◆ Exercise details:
Convert only the data lines from the one containing "wltp-table: WLTP-Werte CO₂-Emissionen" through the one containing "484, 365, 502]" into a JSON list of strings, one string per line, omitting blank lines.

>> BEGIN Supplied records

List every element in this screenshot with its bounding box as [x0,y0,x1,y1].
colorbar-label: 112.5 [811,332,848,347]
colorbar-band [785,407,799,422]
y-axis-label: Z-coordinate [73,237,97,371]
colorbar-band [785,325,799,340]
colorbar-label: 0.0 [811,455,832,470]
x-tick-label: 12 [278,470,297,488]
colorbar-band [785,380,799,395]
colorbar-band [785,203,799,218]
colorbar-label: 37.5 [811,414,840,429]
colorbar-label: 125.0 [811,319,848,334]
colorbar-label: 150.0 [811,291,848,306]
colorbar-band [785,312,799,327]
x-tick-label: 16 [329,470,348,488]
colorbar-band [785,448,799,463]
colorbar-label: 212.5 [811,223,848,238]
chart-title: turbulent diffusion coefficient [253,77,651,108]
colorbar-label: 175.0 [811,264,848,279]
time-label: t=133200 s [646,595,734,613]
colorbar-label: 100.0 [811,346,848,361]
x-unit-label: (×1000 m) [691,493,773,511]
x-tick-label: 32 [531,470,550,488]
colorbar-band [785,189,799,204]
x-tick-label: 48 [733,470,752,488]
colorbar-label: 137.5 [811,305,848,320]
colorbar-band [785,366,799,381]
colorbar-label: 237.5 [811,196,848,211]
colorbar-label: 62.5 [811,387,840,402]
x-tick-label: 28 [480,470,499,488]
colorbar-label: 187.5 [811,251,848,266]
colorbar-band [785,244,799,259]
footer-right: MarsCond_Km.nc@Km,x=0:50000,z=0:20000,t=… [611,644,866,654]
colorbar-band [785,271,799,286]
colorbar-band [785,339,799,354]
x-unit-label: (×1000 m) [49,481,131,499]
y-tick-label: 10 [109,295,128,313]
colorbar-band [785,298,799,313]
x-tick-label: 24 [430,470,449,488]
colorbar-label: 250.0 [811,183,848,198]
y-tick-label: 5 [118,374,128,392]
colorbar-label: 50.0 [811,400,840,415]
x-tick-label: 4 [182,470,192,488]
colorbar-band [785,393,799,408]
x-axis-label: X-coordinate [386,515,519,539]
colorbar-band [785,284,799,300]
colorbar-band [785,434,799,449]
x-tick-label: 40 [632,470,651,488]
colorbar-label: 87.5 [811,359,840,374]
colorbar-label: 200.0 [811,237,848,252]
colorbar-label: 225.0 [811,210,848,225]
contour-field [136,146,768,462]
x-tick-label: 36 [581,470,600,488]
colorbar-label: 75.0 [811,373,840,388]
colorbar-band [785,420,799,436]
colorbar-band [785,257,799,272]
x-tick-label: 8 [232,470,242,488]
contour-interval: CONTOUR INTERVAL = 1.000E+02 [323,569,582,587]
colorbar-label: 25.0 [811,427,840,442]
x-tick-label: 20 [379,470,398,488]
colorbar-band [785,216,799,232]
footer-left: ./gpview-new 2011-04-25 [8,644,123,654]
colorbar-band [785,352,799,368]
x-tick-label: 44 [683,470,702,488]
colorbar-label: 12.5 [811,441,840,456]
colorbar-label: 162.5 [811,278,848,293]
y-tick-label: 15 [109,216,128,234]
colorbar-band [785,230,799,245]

>> END Supplied records
>> BEGIN Supplied records

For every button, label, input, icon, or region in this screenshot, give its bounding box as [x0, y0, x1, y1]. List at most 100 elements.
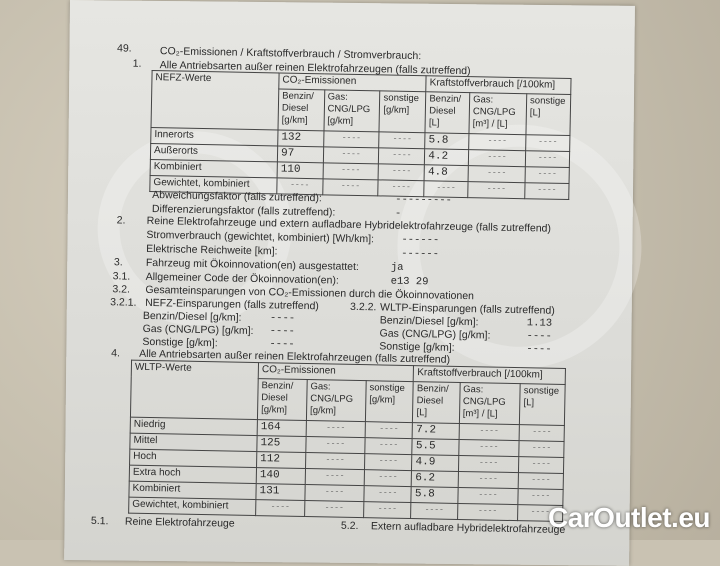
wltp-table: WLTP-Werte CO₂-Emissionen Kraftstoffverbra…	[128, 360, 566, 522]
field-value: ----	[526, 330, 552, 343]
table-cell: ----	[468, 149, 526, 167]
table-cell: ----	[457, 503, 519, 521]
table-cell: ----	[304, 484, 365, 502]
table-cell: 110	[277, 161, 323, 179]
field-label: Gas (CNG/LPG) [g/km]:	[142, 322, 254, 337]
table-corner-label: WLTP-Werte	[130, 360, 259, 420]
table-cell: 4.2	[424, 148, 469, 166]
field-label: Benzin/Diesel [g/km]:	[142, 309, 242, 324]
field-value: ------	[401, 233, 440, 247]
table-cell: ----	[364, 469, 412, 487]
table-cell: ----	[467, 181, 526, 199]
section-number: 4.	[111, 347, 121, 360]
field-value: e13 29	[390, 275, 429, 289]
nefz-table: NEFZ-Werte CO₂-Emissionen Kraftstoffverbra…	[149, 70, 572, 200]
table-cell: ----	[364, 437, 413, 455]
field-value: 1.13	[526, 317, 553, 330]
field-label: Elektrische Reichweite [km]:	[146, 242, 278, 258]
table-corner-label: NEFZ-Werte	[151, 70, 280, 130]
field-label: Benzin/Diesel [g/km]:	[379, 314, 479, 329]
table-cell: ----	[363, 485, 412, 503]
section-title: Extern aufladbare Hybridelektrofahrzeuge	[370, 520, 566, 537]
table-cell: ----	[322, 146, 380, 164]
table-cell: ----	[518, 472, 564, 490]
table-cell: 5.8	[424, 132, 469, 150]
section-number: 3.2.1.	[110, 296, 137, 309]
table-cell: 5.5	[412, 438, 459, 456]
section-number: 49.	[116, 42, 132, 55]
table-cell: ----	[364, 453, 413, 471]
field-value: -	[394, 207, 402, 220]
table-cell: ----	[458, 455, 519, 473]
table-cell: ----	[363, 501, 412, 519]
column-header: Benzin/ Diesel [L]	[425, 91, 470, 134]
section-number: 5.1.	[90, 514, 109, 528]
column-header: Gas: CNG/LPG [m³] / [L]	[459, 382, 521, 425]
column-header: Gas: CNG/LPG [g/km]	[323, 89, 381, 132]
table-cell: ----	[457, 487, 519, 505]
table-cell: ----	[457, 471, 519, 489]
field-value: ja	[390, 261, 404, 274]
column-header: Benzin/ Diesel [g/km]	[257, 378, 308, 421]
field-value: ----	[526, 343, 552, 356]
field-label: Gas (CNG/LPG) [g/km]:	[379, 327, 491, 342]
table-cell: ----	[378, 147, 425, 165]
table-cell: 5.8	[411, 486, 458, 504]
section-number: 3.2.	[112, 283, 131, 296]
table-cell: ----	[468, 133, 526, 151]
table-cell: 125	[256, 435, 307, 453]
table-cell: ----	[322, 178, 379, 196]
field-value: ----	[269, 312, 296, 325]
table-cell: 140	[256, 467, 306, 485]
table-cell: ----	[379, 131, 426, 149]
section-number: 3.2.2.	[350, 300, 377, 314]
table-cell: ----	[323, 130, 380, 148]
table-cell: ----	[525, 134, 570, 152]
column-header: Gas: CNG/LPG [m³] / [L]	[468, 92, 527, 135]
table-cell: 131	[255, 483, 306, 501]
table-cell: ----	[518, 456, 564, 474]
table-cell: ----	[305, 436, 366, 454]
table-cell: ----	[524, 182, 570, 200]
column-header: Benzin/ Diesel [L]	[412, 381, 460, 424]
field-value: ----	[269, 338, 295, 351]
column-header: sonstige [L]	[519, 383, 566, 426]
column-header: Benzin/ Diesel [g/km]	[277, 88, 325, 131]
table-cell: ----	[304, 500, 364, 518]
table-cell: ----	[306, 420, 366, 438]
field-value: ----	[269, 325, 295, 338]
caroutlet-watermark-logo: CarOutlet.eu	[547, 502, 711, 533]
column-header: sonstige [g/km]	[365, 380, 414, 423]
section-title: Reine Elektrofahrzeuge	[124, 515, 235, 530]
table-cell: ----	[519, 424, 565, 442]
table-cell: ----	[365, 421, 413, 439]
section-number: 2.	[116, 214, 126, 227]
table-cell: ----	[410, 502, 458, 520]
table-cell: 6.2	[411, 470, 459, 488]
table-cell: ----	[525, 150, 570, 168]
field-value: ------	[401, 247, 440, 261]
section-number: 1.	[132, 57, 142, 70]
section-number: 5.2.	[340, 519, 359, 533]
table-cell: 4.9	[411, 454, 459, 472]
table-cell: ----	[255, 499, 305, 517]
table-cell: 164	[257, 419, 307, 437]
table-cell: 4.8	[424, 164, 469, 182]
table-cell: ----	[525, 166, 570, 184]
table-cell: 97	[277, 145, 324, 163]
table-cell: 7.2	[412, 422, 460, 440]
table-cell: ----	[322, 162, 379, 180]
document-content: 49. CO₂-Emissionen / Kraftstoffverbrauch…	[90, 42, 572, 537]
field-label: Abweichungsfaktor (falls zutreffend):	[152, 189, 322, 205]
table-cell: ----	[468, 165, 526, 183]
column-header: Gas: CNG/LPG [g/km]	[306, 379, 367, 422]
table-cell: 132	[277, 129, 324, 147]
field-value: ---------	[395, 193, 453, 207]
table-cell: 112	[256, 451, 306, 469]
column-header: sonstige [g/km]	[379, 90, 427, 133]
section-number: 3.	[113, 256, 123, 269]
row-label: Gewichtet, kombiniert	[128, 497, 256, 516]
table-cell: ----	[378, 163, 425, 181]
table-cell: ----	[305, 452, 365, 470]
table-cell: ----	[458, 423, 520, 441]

>> END Supplied records

◆ Solution to this problem:
[
  "wltp-table: WLTP-Werte CO₂-Emissionen Kraftstoffverbra…\t[128, 360, 566, 522]",
  "field-value: ----\t[526, 330, 552, 343]",
  "table-cell: ----\t[468, 149, 526, 167]",
  "table-cell: ----\t[457, 503, 519, 521]",
  "table-cell: ----\t[304, 484, 365, 502]"
]